● **Aim**:
Repeat each line of the material exactly.

Data excerpts

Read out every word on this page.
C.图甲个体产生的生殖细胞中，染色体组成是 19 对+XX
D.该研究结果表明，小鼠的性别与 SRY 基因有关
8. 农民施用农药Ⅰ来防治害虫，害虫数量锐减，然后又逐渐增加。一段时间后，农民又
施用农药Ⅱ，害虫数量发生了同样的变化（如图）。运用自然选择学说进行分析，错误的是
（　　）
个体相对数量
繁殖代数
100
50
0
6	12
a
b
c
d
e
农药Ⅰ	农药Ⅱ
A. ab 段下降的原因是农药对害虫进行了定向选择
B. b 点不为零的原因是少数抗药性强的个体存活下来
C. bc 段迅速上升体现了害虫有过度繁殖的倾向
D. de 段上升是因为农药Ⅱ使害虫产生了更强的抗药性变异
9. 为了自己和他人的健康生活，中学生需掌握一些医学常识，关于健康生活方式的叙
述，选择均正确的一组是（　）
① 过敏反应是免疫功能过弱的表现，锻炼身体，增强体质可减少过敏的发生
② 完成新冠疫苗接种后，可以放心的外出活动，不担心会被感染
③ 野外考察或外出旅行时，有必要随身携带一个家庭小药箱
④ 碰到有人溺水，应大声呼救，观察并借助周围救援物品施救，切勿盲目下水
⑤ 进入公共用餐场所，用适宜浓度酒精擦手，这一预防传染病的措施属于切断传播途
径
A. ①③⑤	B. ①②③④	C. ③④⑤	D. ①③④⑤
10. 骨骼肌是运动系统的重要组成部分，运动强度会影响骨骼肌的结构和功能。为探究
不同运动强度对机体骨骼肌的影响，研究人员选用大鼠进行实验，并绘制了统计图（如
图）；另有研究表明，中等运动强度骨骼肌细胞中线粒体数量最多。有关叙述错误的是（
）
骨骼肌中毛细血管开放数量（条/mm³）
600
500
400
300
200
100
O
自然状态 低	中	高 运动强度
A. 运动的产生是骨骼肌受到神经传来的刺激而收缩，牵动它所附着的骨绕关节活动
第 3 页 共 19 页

● **Solution to this exercise**:
Read out every word on this page.
C.图甲个体产生的生殖细胞中，染色体组成是 19 对+XX
D.该研究结果表明，小鼠的性别与 SRY 基因有关
8. 农民施用农药Ⅰ来防治害虫，害虫数量锐减，然后又逐渐增加。一段时间后，农民又
施用农药Ⅱ，害虫数量发生了同样的变化（如图）。运用自然选择学说进行分析，错误的是
（　　）
个体相对数量
繁殖代数
100
50
0
6	12
a
b
c
d
e
农药Ⅰ	农药Ⅱ
A. ab 段下降的原因是农药对害虫进行了定向选择
B. b 点不为零的原因是少数抗药性强的个体存活下来
C. bc 段迅速上升体现了害虫有过度繁殖的倾向
D. de 段上升是因为农药Ⅱ使害虫产生了更强的抗药性变异
9. 为了自己和他人的健康生活，中学生需掌握一些医学常识，关于健康生活方式的叙
述，选择均正确的一组是（　）
① 过敏反应是免疫功能过弱的表现，锻炼身体，增强体质可减少过敏的发生
② 完成新冠疫苗接种后，可以放心的外出活动，不担心会被感染
③ 野外考察或外出旅行时，有必要随身携带一个家庭小药箱
④ 碰到有人溺水，应大声呼救，观察并借助周围救援物品施救，切勿盲目下水
⑤ 进入公共用餐场所，用适宜浓度酒精擦手，这一预防传染病的措施属于切断传播途
径
A. ①③⑤	B. ①②③④	C. ③④⑤	D. ①③④⑤
10. 骨骼肌是运动系统的重要组成部分，运动强度会影响骨骼肌的结构和功能。为探究
不同运动强度对机体骨骼肌的影响，研究人员选用大鼠进行实验，并绘制了统计图（如
图）；另有研究表明，中等运动强度骨骼肌细胞中线粒体数量最多。有关叙述错误的是（
）
骨骼肌中毛细血管开放数量（条/mm³）
600
500
400
300
200
100
O
自然状态 低	中	高 运动强度
A. 运动的产生是骨骼肌受到神经传来的刺激而收缩，牵动它所附着的骨绕关节活动
第 3 页 共 19 页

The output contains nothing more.